**文本段落**
⟨
目前,我国刑法理论界达成的较为一致的通说认为,我国刑罚的目的应当是预防犯罪。正如贝卡利亚所认为的,用残酷刑罚摧残折腾某个行为人或对行为人犯下的恶行后果进行消抹,并不是刑罚的目的……通过打消犯罪人再次对公民进行重新侵犯的念头,同时对其他民众产生引以为戒的效果,才是刑罚的真正目的。[7]根据《刑法》第三十七条之一的规定,从业禁止的适用应当从促进犯罪分子教育矫正,有效维护社会秩序的角度出发。有学者就指出,金融诈骗犯罪80%以上是金融机构工作人员内外勾结实施的。个别金融机构工作人员利用自己从事金融职业与职务的特殊性和便利条件,与他人共同实施金融诈骗活动,具有很大的隐藏性和反侦查性,而我国刑法并无对金融诈骗犯罪资格刑的设置,这使很多金融犯罪分子在刑罚执行完毕后利用自己对金融机构的熟悉和关系网,再次实施金融诈骗活动。而设置资格刑,禁止犯罪分子继续从事金融行业,剥夺了犯罪分子再次从事金融活动的资格,从根本上消除了其再犯的条件。[8]

三、刑法从业禁止制度对金融行业的适用路径

(一)引入对犯罪主体的职业再犯危险性评价

“无行为无犯罪”是刑事处罚的基本标准,同样,“无职业无禁止”也应成为刑法从业禁止适用的一个基本前提,对犯罪人的评价,应当充分考虑犯罪人在自由时还会从事与其原职业相关的犯罪行为的可能性,进而判处犯罪人从业禁止。裁判者应当以犯罪人过去实施的犯罪行为为依据,以其未来再犯罪可能性为标准进行判断,不能仅凭主观臆断,在适用前提条件满足的基础上,还需对犯罪人的主客观方面进行整体性判断,保障原有对犯罪人的不利性预测尽可能公正。在给定前提条件下发挥人类的理性思维能力,在假定特定的前提条件之后,并有客观证据予以论证,裁判者才能借助推理得出相应的结论。对犯罪人的何种行为或者将来可能实施的行为进行整体性评价还应当表明,犯罪人在将来还可能实施与其职业相关的犯罪行为。[9]判断涉及职业相关犯罪行为危险性的依据,需要综合参考犯罪行为人所实施行为的时间、地点、手段,犯罪前后的态度,犯罪人的生活环境、家庭状况等各个方面,包括犯罪行为的严重程度、行为人利用职务犯罪的主观恶性情况、行为人犯罪次数和与其他共犯形成的特殊职业关系等。检察机关作为公诉机关,在审查起诉阶段根据前一诉讼环节的情况,或者经审查认为犯罪嫌疑人如果继续从业将有再犯可能性,有必要适用从业禁止的,应当在《量刑建议书》中载明适用根据及意见。[10]以金融从业人员犯罪中较为常见的内外勾结型贷款诈骗案件为例,检察机关或者法院在判断银行内部犯罪嫌疑人的人身危险性时,应综合其从事职业的资质、业内表现及违规情况、与骗取贷款方的共同犯罪合意、涉案金额及获利情况等综合判断其再次从事类似犯罪的可能性,从而决定对其是否适用刑法的从业禁止规定。
⟩
**提取数据**
⟨
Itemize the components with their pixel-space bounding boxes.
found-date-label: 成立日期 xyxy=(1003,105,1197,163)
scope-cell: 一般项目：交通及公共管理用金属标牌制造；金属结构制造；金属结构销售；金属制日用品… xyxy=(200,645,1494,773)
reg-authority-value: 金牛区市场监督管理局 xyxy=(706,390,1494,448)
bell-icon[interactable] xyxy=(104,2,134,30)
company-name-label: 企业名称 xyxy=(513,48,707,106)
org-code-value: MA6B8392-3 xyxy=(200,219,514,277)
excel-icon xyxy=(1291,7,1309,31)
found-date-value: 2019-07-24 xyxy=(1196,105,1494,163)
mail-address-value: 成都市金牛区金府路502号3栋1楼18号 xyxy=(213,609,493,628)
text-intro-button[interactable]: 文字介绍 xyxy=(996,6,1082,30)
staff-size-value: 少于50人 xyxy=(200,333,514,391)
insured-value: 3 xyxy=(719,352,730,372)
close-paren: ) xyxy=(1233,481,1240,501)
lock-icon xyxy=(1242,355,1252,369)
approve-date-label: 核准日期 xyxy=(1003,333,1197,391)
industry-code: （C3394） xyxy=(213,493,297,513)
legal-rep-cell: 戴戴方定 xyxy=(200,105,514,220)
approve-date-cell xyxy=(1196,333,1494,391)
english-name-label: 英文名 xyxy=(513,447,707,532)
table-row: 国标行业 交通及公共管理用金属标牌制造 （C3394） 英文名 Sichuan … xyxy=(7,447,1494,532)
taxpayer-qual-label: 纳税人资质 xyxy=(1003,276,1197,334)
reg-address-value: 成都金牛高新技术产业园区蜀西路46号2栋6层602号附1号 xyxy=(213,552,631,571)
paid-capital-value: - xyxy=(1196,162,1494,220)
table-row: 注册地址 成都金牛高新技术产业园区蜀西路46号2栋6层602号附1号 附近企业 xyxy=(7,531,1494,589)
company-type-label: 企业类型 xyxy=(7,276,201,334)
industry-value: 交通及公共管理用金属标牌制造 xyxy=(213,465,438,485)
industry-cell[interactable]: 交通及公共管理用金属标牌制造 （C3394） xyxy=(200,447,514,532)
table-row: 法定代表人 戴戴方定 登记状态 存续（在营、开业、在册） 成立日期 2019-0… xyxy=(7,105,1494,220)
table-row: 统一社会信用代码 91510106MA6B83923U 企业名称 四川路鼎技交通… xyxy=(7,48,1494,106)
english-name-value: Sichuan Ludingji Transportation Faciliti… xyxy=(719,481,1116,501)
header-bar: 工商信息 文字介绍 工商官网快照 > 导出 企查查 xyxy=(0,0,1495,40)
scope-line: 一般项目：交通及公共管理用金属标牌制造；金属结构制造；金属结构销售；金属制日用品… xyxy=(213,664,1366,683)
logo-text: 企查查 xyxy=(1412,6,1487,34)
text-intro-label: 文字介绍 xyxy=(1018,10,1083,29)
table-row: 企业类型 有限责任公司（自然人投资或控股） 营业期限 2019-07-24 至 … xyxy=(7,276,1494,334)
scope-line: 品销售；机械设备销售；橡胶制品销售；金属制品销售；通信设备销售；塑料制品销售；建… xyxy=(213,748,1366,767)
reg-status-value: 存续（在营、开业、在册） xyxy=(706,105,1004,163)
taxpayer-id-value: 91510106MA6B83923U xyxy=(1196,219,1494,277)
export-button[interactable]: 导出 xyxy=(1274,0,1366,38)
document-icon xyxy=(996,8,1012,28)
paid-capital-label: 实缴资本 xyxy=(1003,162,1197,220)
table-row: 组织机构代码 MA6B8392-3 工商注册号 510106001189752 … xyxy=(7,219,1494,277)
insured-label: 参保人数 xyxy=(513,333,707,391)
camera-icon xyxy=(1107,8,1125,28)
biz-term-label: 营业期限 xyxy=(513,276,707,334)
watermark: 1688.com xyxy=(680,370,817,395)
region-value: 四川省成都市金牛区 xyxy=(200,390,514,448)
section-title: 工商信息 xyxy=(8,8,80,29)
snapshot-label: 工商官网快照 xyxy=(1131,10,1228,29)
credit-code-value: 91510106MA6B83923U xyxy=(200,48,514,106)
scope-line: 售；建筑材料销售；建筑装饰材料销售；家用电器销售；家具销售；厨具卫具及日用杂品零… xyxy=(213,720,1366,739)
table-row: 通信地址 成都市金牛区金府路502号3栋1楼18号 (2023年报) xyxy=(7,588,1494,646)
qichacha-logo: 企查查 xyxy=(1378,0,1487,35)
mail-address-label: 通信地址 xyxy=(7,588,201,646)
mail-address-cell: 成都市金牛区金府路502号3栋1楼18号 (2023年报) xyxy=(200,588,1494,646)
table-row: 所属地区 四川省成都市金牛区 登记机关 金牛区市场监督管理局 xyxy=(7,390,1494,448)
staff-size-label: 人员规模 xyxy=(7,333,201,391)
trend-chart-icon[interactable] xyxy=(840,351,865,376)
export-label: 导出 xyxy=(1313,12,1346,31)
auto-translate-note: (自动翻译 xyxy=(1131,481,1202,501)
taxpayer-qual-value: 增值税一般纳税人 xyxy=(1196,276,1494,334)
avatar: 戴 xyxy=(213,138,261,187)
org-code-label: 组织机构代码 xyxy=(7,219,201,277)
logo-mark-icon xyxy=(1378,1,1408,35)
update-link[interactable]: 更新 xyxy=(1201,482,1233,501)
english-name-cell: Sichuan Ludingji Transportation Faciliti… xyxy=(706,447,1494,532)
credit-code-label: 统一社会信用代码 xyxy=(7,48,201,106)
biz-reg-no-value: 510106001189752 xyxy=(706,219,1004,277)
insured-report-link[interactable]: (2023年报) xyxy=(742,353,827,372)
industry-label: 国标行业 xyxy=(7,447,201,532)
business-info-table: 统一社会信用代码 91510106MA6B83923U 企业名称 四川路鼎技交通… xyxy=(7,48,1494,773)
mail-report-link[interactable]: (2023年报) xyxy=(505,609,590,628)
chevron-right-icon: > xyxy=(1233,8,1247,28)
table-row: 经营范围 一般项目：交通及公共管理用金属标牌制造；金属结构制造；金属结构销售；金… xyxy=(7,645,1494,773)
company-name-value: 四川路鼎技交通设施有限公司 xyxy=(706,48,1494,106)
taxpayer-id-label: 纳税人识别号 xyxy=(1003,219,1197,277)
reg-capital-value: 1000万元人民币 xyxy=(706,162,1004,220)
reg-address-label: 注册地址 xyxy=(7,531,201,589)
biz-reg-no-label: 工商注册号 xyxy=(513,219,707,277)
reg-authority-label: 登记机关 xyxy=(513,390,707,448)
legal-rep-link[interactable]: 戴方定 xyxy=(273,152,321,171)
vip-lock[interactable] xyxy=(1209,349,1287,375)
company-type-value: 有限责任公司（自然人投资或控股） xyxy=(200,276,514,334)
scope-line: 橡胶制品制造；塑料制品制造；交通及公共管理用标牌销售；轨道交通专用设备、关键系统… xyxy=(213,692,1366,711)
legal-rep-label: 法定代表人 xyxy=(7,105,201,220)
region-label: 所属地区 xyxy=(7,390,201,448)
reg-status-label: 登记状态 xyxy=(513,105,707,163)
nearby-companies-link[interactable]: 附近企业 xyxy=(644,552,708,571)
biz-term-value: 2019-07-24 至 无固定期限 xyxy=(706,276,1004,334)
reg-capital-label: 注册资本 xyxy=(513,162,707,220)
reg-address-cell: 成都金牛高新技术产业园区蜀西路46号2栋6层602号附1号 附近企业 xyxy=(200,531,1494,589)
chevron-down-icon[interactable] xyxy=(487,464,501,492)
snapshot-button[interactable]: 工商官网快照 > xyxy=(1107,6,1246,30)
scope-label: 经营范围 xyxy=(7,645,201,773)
⟩
**挑战 1**
根据关于金融行业从业禁止的文本,判断以下三项说法是否与其相符:(a)文中引述的学者指出,金融诈骗犯罪八成以上由金融机构工作人员内外勾结实施;(b)我国刑法已对金融诈骗犯罪设置了资格刑;(c)检察机关认为有必要适用从业禁止的,应在《量刑建议书》中写明适用根据及意见。每项回答"是"或"否",并原样引用文本中起决定作用的字句。
**挑战 2**
关于金融行业从业禁止的文本中,以"包括犯罪行为的严重程度"开头的那部分列举了若干方面,把这些方面全部列出。
这些数据取自另一个来源。

**答案 1**
(a)是。"金融诈骗犯罪80%以上是金融机构工作人员内外勾结实施的"
(b)否。"而我国刑法并无对金融诈骗犯罪资格刑的设置"
(c)是。"应当在《量刑建议书》中载明适用根据及意见"

**答案 2**
1. 犯罪行为的严重程度
2. 行为人利用职务犯罪的主观恶性情况
3. 行为人犯罪次数
4. 与其他共犯形成的特殊职业关系